SET TASK: Read the lines below. Copy out any that hold the string "пленочной".

MATERIAL TO PROCESS:
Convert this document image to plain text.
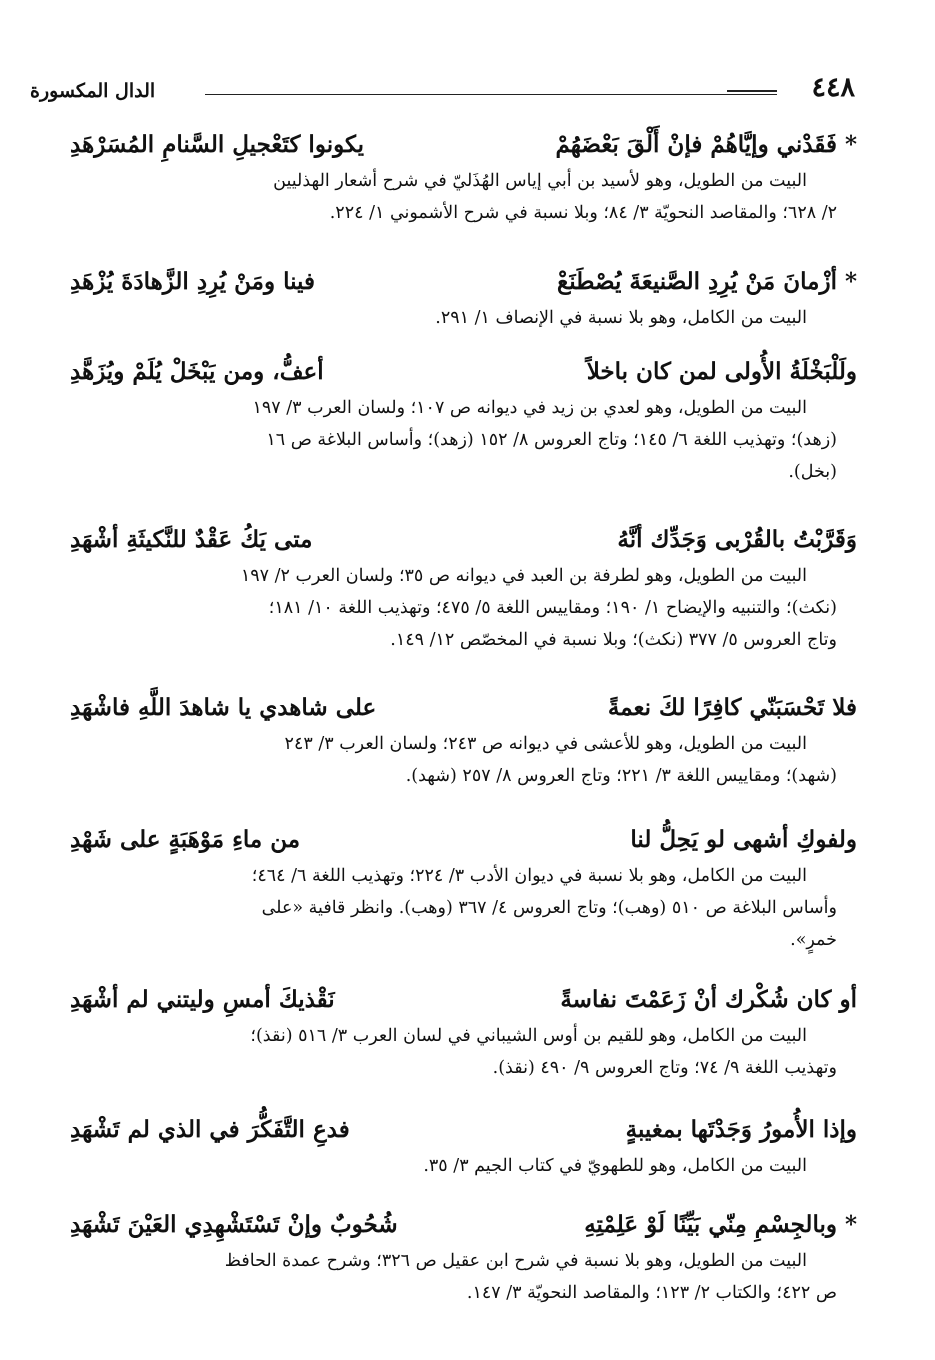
٤٤٨
الدال المكسورة
* فَقَدْني وإيَّاهُمْ فإنْ أَلْقَ بَعْضَهُمْ
يكونوا كتَعْجيلِ السَّنامِ المُسَرْهَدِ
البيت من الطويل، وهو لأسيد بن أبي إياس الهُذَليّ في شرح أشعار الهذليين
٢/ ٦٢٨؛ والمقاصد النحويّة ٣/ ٨٤؛ وبلا نسبة في شرح الأشموني ١/ ٢٢٤.
* أزْمانَ مَنْ يُرِدِ الصَّنيعَةَ يُصْطَنَعْ
فينا ومَنْ يُرِدِ الزَّهادَةَ يُزْهَدِ
البيت من الكامل، وهو بلا نسبة في الإنصاف ١/ ٢٩١.
ولَلْبَخْلَةُ الأُولى لمن كان باخلاً
أعفُّ، ومن يَبْخَلْ يُلَمْ ويُزَهَّدِ
البيت من الطويل، وهو لعدي بن زيد في ديوانه ص ١٠٧؛ ولسان العرب ٣/ ١٩٧
(زهد)؛ وتهذيب اللغة ٦/ ١٤٥؛ وتاج العروس ٨/ ١٥٢ (زهد)؛ وأساس البلاغة ص ١٦
(بخل).
وَقَرَّبْتُ بالقُرْبى وَجَدِّك أنَّهُ
متى يَكُ عَقْدٌ للنَّكيثَةِ أشْهَدِ
البيت من الطويل، وهو لطرفة بن العبد في ديوانه ص ٣٥؛ ولسان العرب ٢/ ١٩٧
(نكث)؛ والتنبيه والإيضاح ١/ ١٩٠؛ ومقاييس اللغة ٥/ ٤٧٥؛ وتهذيب اللغة ١٠/ ١٨١؛
وتاج العروس ٥/ ٣٧٧ (نكث)؛ وبلا نسبة في المخصّص ١٢/ ١٤٩.
فلا تَحْسَبَنّي كافِرًا لكَ نعمةً
على شاهدي يا شاهدَ اللَّهِ فاشْهَدِ
البيت من الطويل، وهو للأعشى في ديوانه ص ٢٤٣؛ ولسان العرب ٣/ ٢٤٣
(شهد)؛ ومقاييس اللغة ٣/ ٢٢١؛ وتاج العروس ٨/ ٢٥٧ (شهد).
ولفوكِ أشهى لو يَحِلُّ لنا
من ماءِ مَوْهَبَةٍ على شَهْدِ
البيت من الكامل، وهو بلا نسبة في ديوان الأدب ٣/ ٢٢٤؛ وتهذيب اللغة ٦/ ٤٦٤؛
وأساس البلاغة ص ٥١٠ (وهب)؛ وتاج العروس ٤/ ٣٦٧ (وهب). وانظر قافية «على
خمرٍ».
أو كان شُكْرك أنْ زَعَمْتَ نفاسةً
نَقْذيكَ أمسِ وليتني لم أشْهَدِ
البيت من الكامل، وهو للقيم بن أوس الشيباني في لسان العرب ٣/ ٥١٦ (نقذ)؛
وتهذيب اللغة ٩/ ٧٤؛ وتاج العروس ٩/ ٤٩٠ (نقذ).
وإذا الأُمورُ وَجَدْتَها بمغيبةٍ
فدعِ التَّفَكُّرَ في الذي لم تَشْهَدِ
البيت من الكامل، وهو للطهويّ في كتاب الجيم ٣/ ٣٥.
* وبالجِسْمِ مِنّي بَيِّنًا لَوْ عَلِمْتِهِ
شُحُوبٌ وإنْ تَسْتَشْهِدِي العَيْنَ تَشْهَدِ
البيت من الطويل، وهو بلا نسبة في شرح ابن عقيل ص ٣٢٦؛ وشرح عمدة الحافظ
ص ٤٢٢؛ والكتاب ٢/ ١٢٣؛ والمقاصد النحويّة ٣/ ١٤٧.
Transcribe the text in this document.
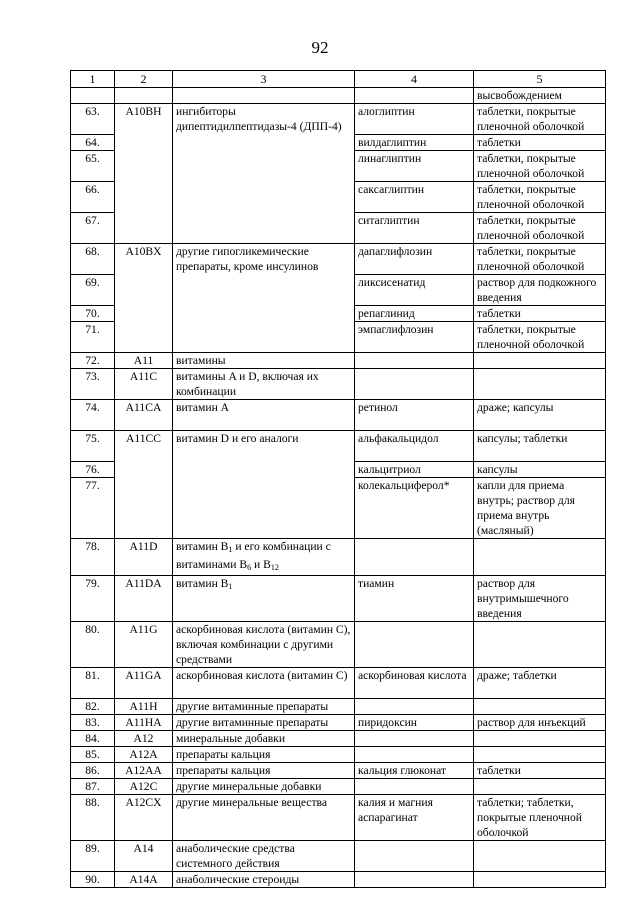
92
1	2	3	4	5
				высвобождением
63.	A10BH	ингибиторы дипептидилпептидазы-4 (ДПП-4)	алоглиптин	таблетки, покрытые пленочной оболочкой
64.			вилдаглиптин	таблетки
65.			линаглиптин	таблетки, покрытые пленочной оболочкой
66.			саксаглиптин	таблетки, покрытые пленочной оболочкой
67.			ситаглиптин	таблетки, покрытые пленочной оболочкой
68.	A10BX	другие гипогликемические препараты, кроме инсулинов	дапаглифлозин	таблетки, покрытые пленочной оболочкой
69.			ликсисенатид	раствор для подкожного введения
70.			репаглинид	таблетки
71.			эмпаглифлозин	таблетки, покрытые пленочной оболочкой
72.	A11	витамины		
73.	A11C	витамины A и D, включая их комбинации		
74.	A11CA	витамин A	ретинол	драже; капсулы
75.	A11CC	витамин D и его аналоги	альфакальцидол	капсулы; таблетки
76.			кальцитриол	капсулы
77.			колекальциферол*	капли для приема внутрь; раствор для приема внутрь (масляный)
78.	A11D	витамин $B_1$ и его комбинации с витаминами $B_6$ и $B_{12}$		
79.	A11DA	витамин $B_1$	тиамин	раствор для внутримышечного введения
80.	A11G	аскорбиновая кислота (витамин C), включая комбинации с другими средствами		
81.	A11GA	аскорбиновая кислота (витамин C)	аскорбиновая кислота	драже; таблетки
82.	A11H	другие витаминные препараты		
83.	A11HA	другие витаминные препараты	пиридоксин	раствор для инъекций
84.	A12	минеральные добавки		
85.	A12A	препараты кальция		
86.	A12AA	препараты кальция	кальция глюконат	таблетки
87.	A12C	другие минеральные добавки		
88.	A12CX	другие минеральные вещества	калия и магния аспарагинат	таблетки; таблетки, покрытые пленочной оболочкой
89.	A14	анаболические средства системного действия		
90.	A14A	анаболические стероиды		
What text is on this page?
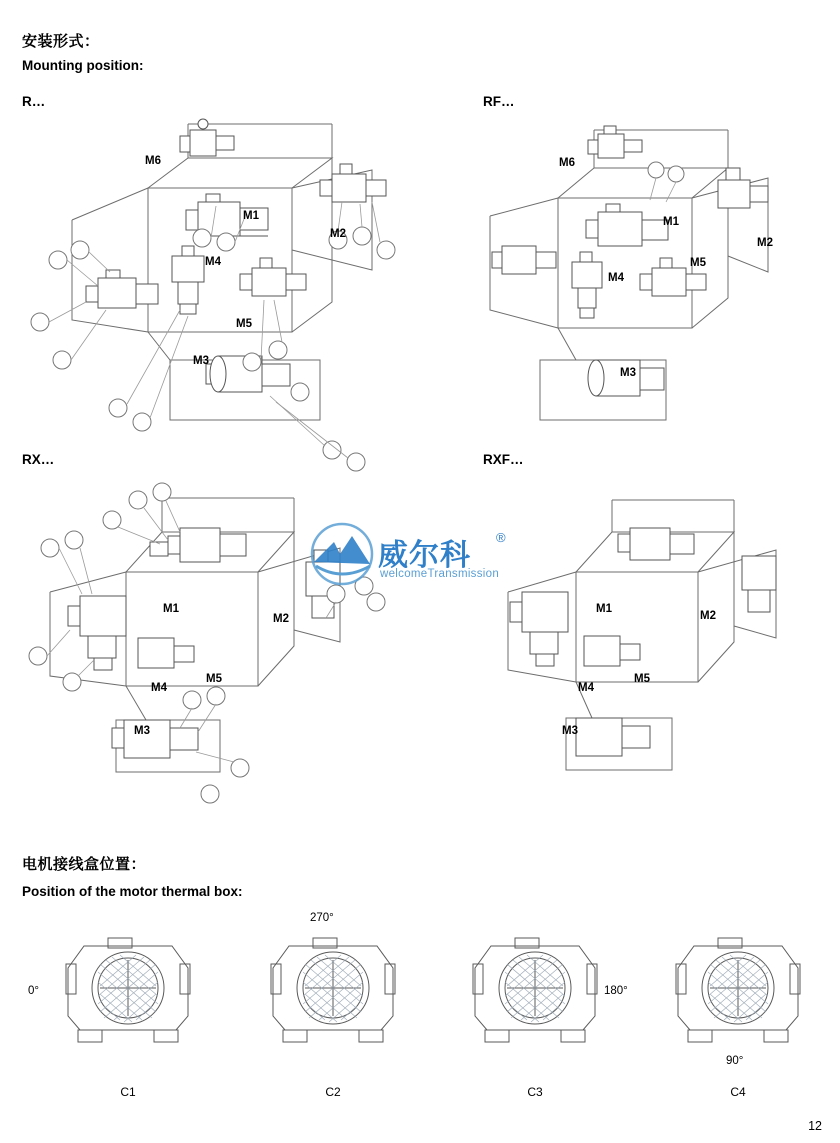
安装形式：
Mounting position:
R…	RF…
RX…	RXF…
M6
M1
M2
M4
M5
M3
M6
M1
M2
M4
M5
M3
M1
M2
M4
M5
M3
M1
M2
M4
M5
M3
威尔科
®
welcomeTransmission
电机接线盒位置：
Position of the motor thermal box:
0°
C1
270°
C2
180°
C3
90°
C4
12
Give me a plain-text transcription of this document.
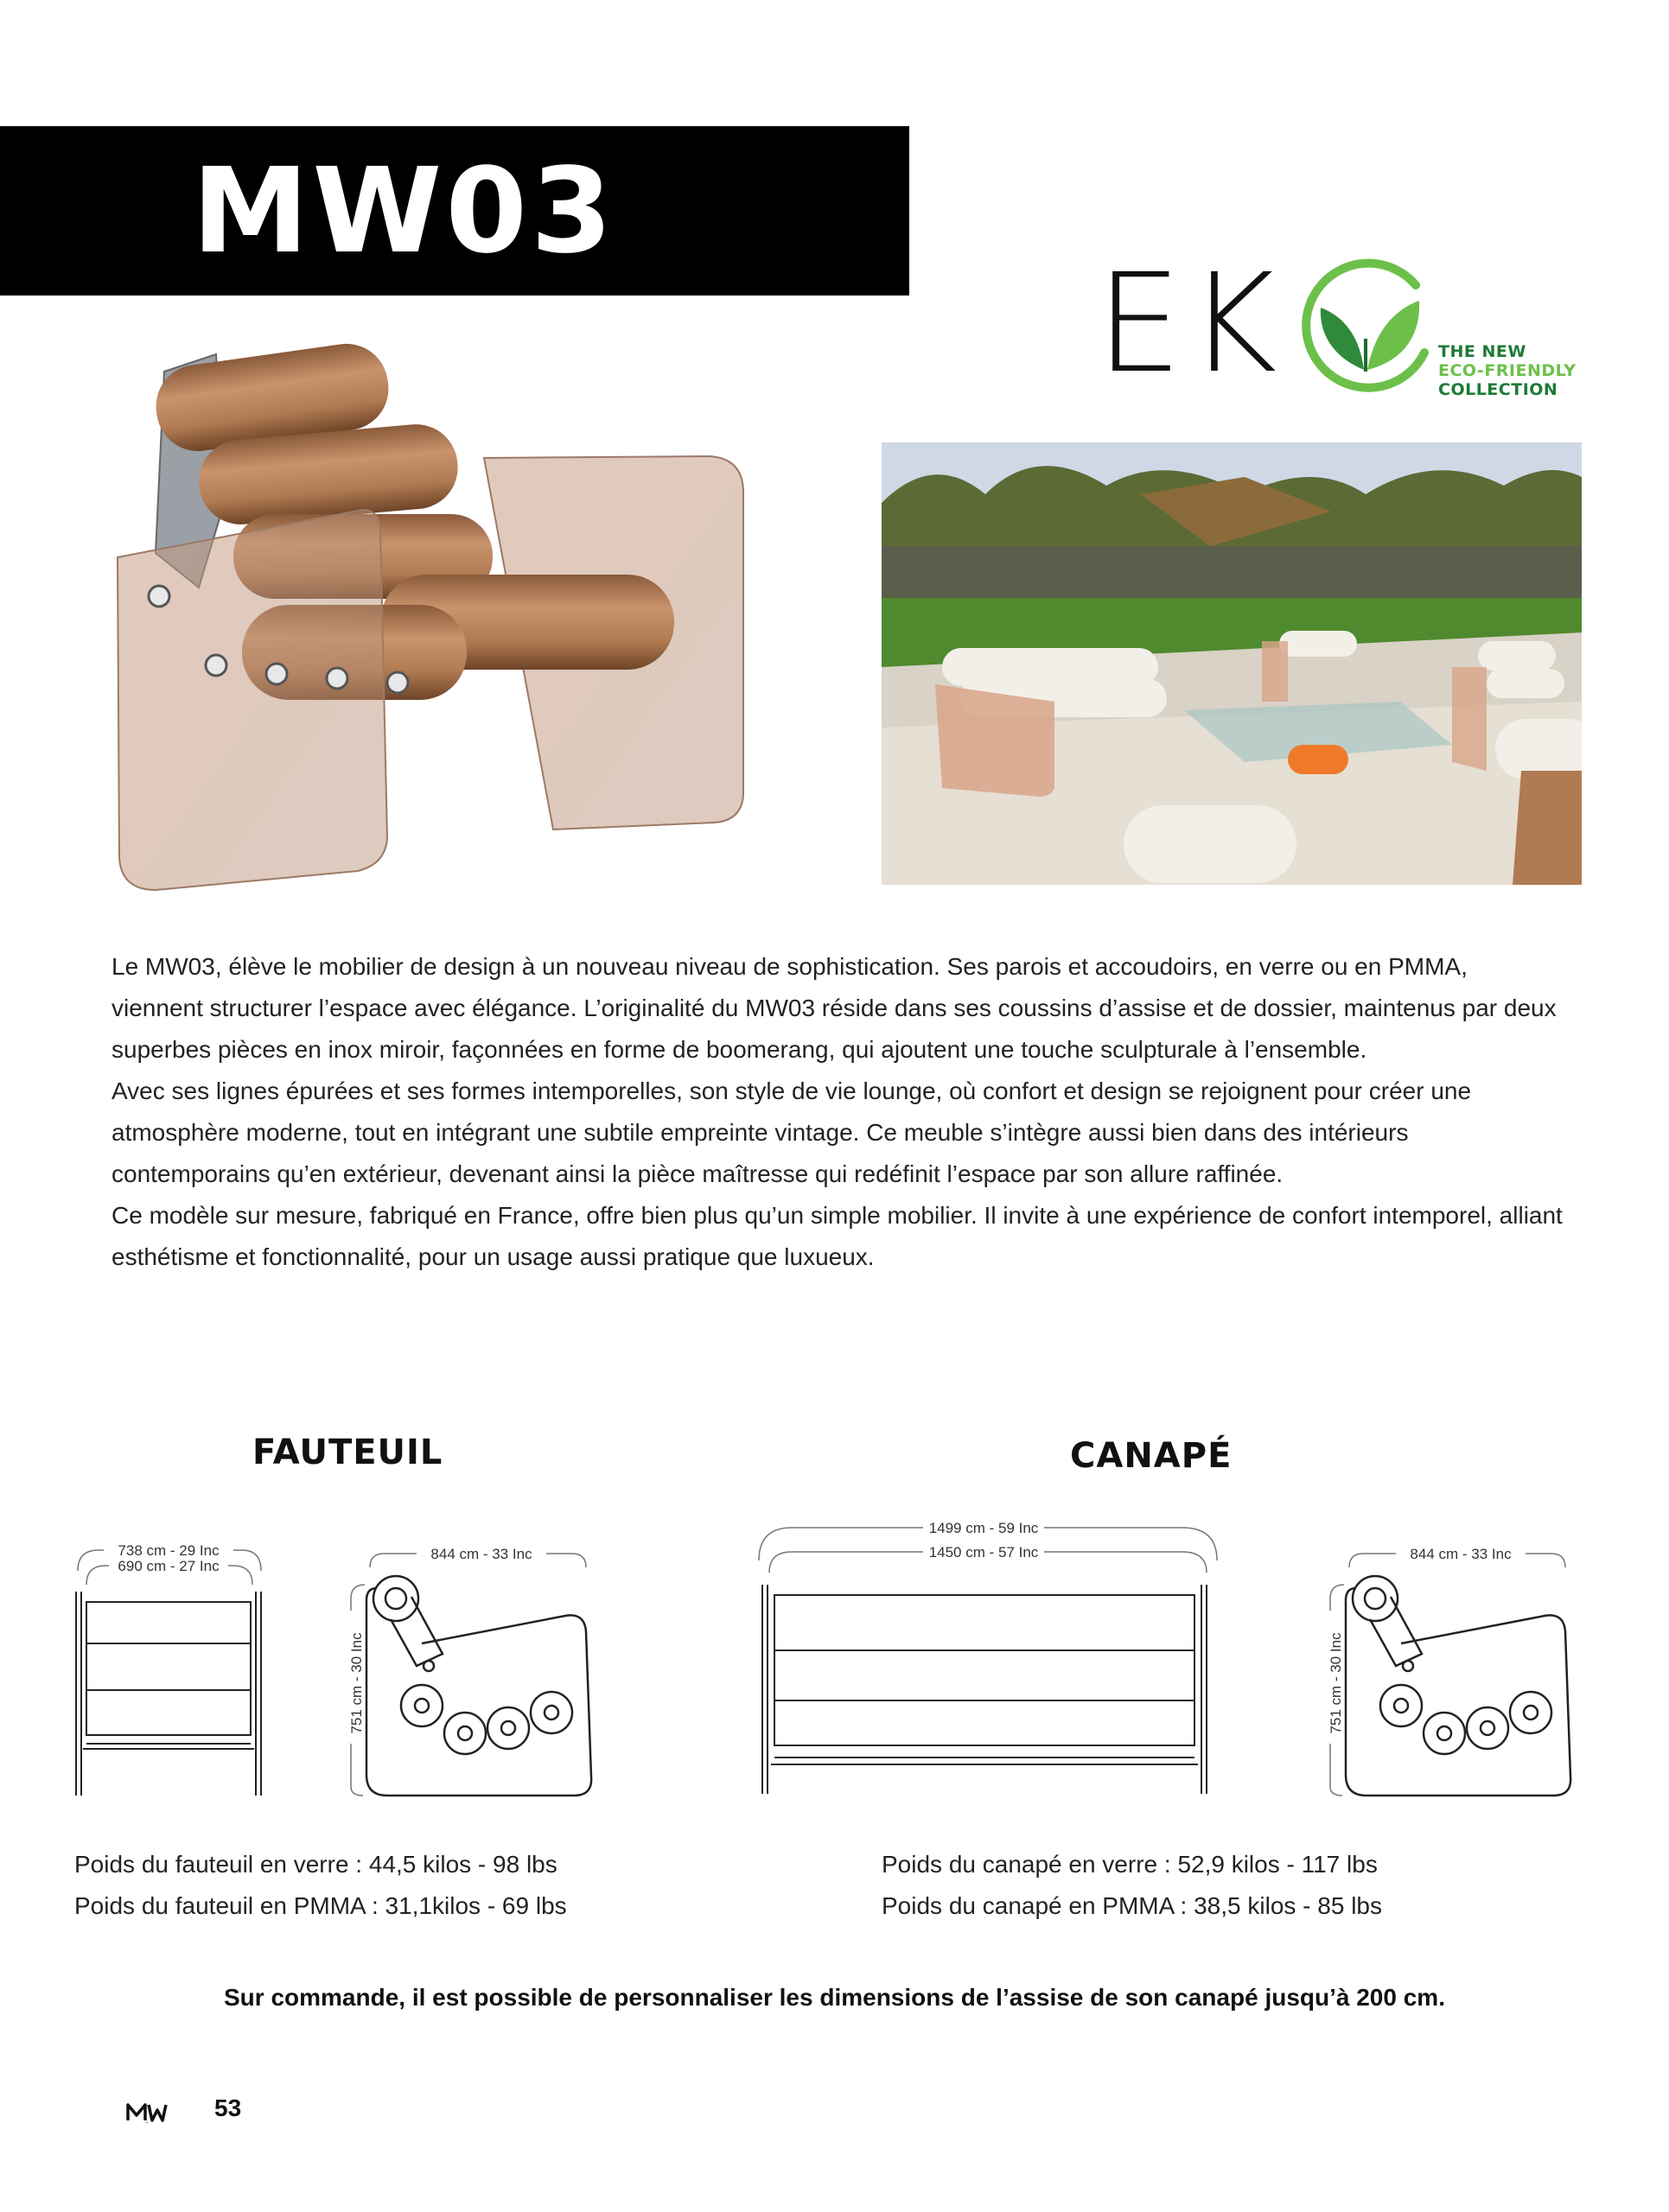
MW03
EK	THE NEW
ECO-FRIENDLY
COLLECTION

Le MW03, élève le mobilier de design à un nouveau niveau de sophistication. Ses parois et accoudoirs, en verre ou en PMMA, viennent structurer l’espace avec élégance. L’originalité du MW03 réside dans ses coussins d’assise et de dossier, maintenus par deux superbes pièces en inox miroir, façonnées en forme de boomerang, qui ajoutent une touche sculpturale à l’ensemble.

Avec ses lignes épurées et ses formes intemporelles, son style de vie lounge, où confort et design se rejoignent pour créer une atmosphère moderne, tout en intégrant une subtile empreinte vintage. Ce meuble s’intègre aussi bien dans des intérieurs contemporains qu’en extérieur, devenant ainsi la pièce maîtresse qui redéfinit l’espace par son allure raffinée.

Ce modèle sur mesure, fabriqué en France, offre bien plus qu’un simple mobilier. Il invite à une expérience de confort intemporel, alliant esthétisme et fonctionnalité, pour un usage aussi pratique que luxueux.

FAUTEUIL	CANAPÉ
738 cm - 29 Inc
690 cm - 27 Inc
844 cm - 33 Inc
751 cm - 30 Inc
1499 cm - 59 Inc
1450 cm - 57 Inc	844 cm - 33 Inc
751 cm - 30 Inc
Poids du fauteuil en verre : 44,5 kilos - 98 lbs
Poids du fauteuil en PMMA : 31,1kilos - 69 lbs
Poids du canapé en verre : 52,9 kilos - 117 lbs
Poids du canapé en PMMA : 38,5 kilos - 85 lbs
Sur commande, il est possible de personnaliser les dimensions de l’assise de son canapé jusqu’à 200 cm.
MW
53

ANSWER TO THE EXERCISE:
63.	A10BH	ингибиторы дипептидилпептидазы-4 (ДПП-4)	алоглиптин	таблетки, покрытые пленочной оболочкой
65.			линаглиптин	таблетки, покрытые пленочной оболочкой
66.			саксаглиптин	таблетки, покрытые пленочной оболочкой
67.			ситаглиптин	таблетки, покрытые пленочной оболочкой
68.	A10BX	другие гипогликемические препараты, кроме инсулинов	дапаглифлозин	таблетки, покрытые пленочной оболочкой
71.			эмпаглифлозин	таблетки, покрытые пленочной оболочкой
88.	A12CX	другие минеральные вещества	калия и магния аспарагинат	таблетки; таблетки, покрытые пленочной оболочкой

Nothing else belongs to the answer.